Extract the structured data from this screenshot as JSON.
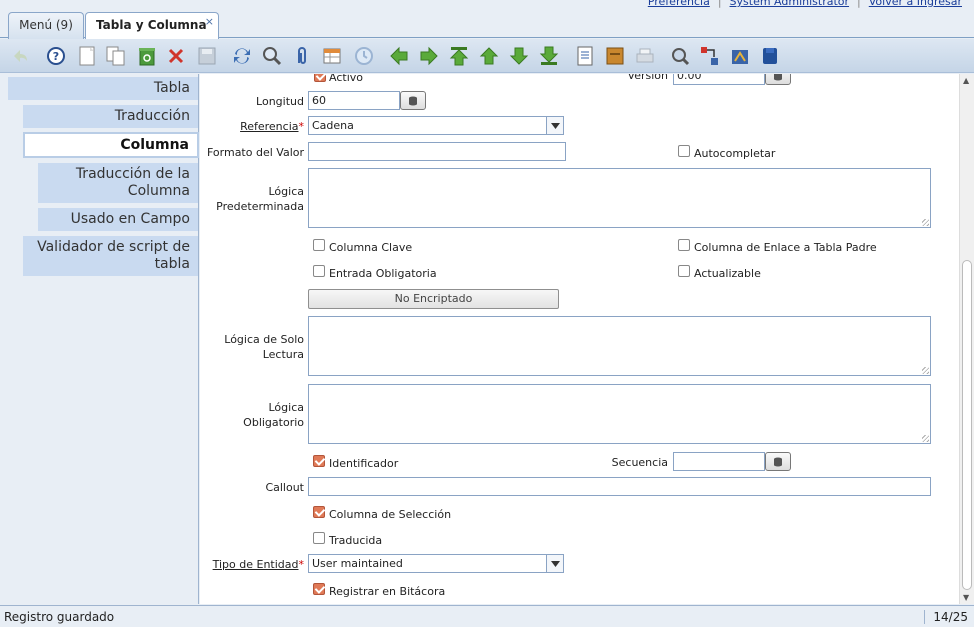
{
  "top_links": [
    "Preferencia",
    "System Administrator",
    "Volver a Ingresar"
  ],
  "tabs": [
    {
      "label": "Menú (9)"
    },
    {
      "label": "Tabla y Columna",
      "close": "×"
    }
  ],
  "toolbar": {
    "buttons": [
      "undo-icon",
      "help-icon",
      "new-record-icon",
      "copy-record-icon",
      "save-recycle-icon",
      "delete-icon",
      "save-icon",
      "refresh-icon",
      "find-icon",
      "attachment-icon",
      "grid-toggle-icon",
      "history-icon",
      "previous-tab-icon",
      "next-tab-icon",
      "first-record-icon",
      "previous-record-icon",
      "next-record-icon",
      "last-record-icon",
      "report-icon",
      "archive-icon",
      "print-icon",
      "zoom-across-icon",
      "workflow-icon",
      "process-icon",
      "exit-icon"
    ]
  },
  "nav": {
    "items": [
      {
        "label": "Tabla"
      },
      {
        "label": "Traducción"
      },
      {
        "label": "Columna"
      },
      {
        "label": "Traducción de la Columna"
      },
      {
        "label": "Usado en Campo"
      },
      {
        "label": "Validador de script de tabla"
      }
    ]
  },
  "form": {
    "activo_label": "Activo",
    "activo": true,
    "version_label": "Version",
    "version_value": "0.00",
    "longitud_label": "Longitud",
    "longitud_value": "60",
    "referencia_label": "Referencia",
    "referencia_value": "Cadena",
    "formato_label": "Formato del Valor",
    "formato_value": "",
    "autocompletar_label": "Autocompletar",
    "autocompletar": false,
    "logica_pred_label_1": "Lógica",
    "logica_pred_label_2": "Predeterminada",
    "columna_clave_label": "Columna Clave",
    "columna_clave": false,
    "columna_enlace_label": "Columna de Enlace a Tabla Padre",
    "columna_enlace": false,
    "entrada_oblig_label": "Entrada Obligatoria",
    "entrada_oblig": false,
    "actualizable_label": "Actualizable",
    "actualizable": false,
    "encriptado_button": "No Encriptado",
    "logica_solo_lectura_label_1": "Lógica de Solo",
    "logica_solo_lectura_label_2": "Lectura",
    "logica_oblig_label_1": "Lógica",
    "logica_oblig_label_2": "Obligatorio",
    "identificador_label": "Identificador",
    "identificador": true,
    "secuencia_label": "Secuencia",
    "secuencia_value": "",
    "callout_label": "Callout",
    "callout_value": "",
    "columna_seleccion_label": "Columna de Selección",
    "columna_seleccion": true,
    "traducida_label": "Traducida",
    "traducida": false,
    "tipo_entidad_label": "Tipo de Entidad",
    "tipo_entidad_value": "User maintained",
    "registrar_bitacora_label": "Registrar en Bitácora",
    "registrar_bitacora": true,
    "required_mark": "*"
  },
  "status": {
    "message": "Registro guardado",
    "record": "14/25"
  }
}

• • • •

> What the task requires:
In the listing, find each line with the string "true" and copy it.

> Result of this task:
    "activo": true,
    "identificador": true,
    "columna_seleccion": true,
    "registrar_bitacora": true,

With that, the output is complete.